:: Data listing
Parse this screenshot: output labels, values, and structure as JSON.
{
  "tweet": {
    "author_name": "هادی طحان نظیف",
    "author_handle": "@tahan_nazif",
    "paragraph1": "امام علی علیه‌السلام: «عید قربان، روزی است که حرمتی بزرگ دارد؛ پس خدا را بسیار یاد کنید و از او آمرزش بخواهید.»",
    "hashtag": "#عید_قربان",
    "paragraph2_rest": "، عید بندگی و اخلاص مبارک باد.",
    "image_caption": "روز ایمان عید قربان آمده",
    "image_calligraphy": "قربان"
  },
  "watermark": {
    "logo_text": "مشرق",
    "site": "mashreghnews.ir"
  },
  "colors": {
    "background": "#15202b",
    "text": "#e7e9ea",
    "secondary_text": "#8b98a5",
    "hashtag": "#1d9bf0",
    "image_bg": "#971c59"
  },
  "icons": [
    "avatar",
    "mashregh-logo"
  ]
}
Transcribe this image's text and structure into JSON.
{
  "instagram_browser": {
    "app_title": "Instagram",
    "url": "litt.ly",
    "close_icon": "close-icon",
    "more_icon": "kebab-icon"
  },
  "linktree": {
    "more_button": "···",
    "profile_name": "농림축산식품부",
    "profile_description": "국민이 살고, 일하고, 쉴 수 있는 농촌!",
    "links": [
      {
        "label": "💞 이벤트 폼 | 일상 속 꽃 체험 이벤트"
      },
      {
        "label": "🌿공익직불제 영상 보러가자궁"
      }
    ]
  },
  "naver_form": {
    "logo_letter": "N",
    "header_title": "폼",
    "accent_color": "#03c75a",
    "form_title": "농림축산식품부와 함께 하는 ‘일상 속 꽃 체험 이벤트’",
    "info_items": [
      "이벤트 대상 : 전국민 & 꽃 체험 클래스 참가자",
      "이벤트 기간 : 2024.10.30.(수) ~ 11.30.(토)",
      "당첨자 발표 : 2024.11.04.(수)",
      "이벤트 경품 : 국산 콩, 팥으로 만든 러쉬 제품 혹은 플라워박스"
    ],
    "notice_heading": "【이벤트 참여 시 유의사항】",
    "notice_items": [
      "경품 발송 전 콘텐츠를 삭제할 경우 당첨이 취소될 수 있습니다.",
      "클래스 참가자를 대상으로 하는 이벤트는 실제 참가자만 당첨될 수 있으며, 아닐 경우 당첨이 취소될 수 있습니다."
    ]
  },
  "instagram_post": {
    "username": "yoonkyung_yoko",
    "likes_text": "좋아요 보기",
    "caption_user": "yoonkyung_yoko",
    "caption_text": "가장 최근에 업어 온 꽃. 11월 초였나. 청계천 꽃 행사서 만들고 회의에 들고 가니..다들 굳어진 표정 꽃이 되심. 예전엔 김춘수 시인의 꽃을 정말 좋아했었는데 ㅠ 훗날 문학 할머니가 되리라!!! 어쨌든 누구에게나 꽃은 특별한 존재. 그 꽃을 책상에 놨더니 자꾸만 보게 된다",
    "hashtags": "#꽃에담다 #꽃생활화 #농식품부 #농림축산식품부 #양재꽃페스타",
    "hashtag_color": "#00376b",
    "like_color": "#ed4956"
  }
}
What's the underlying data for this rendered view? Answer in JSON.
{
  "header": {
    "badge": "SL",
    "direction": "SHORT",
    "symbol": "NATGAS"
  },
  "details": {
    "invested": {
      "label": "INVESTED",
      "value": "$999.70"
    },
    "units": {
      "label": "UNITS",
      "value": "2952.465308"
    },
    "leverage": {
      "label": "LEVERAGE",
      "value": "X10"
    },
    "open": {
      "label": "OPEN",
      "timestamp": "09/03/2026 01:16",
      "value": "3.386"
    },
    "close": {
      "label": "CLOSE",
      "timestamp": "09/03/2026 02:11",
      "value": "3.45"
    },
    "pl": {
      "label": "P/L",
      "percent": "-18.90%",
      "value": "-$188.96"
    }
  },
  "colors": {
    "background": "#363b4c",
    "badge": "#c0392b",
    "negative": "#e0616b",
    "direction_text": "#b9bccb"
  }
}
::::
:: Data listing
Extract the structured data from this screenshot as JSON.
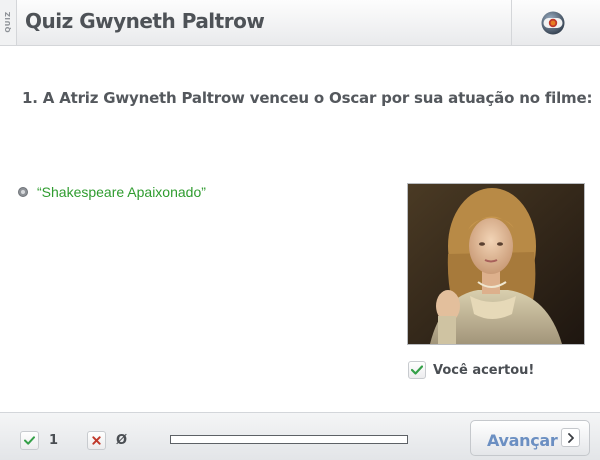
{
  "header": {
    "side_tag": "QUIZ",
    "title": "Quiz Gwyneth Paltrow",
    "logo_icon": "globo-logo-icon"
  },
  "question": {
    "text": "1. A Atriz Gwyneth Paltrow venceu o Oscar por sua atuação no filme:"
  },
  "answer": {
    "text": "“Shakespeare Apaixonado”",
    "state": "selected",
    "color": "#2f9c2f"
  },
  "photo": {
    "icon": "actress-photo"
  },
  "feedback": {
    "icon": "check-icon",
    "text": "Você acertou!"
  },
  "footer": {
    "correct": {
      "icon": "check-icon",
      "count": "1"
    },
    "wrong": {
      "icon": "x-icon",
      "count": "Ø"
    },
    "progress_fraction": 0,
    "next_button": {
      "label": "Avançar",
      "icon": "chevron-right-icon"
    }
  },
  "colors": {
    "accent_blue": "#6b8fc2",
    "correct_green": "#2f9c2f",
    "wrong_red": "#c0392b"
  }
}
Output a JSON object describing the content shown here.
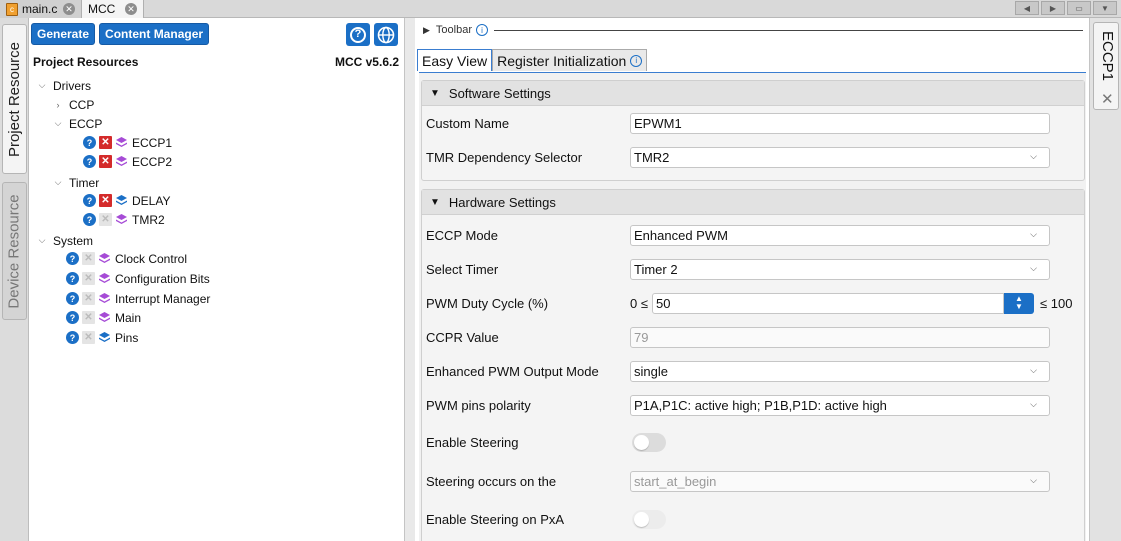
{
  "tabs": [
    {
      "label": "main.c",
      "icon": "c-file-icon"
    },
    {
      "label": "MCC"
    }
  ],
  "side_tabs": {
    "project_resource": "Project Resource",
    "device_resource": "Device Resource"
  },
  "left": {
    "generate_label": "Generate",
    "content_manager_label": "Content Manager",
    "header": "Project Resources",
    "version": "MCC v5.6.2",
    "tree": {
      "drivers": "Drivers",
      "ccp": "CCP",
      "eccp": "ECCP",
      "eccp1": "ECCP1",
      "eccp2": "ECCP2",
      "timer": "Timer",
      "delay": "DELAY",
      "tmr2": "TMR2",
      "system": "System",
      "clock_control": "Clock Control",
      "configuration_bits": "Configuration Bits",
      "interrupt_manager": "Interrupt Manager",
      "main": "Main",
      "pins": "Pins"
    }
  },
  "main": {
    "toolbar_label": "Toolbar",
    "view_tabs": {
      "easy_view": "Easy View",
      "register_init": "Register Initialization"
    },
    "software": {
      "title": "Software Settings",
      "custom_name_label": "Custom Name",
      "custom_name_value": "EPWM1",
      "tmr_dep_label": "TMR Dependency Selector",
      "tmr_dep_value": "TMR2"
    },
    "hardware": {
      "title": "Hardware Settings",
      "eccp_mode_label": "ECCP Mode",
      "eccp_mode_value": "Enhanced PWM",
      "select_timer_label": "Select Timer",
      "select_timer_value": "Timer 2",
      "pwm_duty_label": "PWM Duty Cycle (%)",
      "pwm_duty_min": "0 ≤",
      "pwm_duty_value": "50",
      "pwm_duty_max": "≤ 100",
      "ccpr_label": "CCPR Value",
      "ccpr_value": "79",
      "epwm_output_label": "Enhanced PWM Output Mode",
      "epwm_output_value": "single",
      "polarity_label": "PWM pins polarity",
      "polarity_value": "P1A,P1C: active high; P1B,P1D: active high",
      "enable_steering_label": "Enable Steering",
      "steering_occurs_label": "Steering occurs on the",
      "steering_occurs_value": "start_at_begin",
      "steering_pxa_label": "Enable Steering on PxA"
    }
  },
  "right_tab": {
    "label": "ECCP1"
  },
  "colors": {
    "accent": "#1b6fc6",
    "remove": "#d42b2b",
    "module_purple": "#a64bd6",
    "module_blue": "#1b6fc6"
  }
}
::::
Aim of the exercise -> Say only how many lines in the records carry the word "Enable".

Completed task -> 2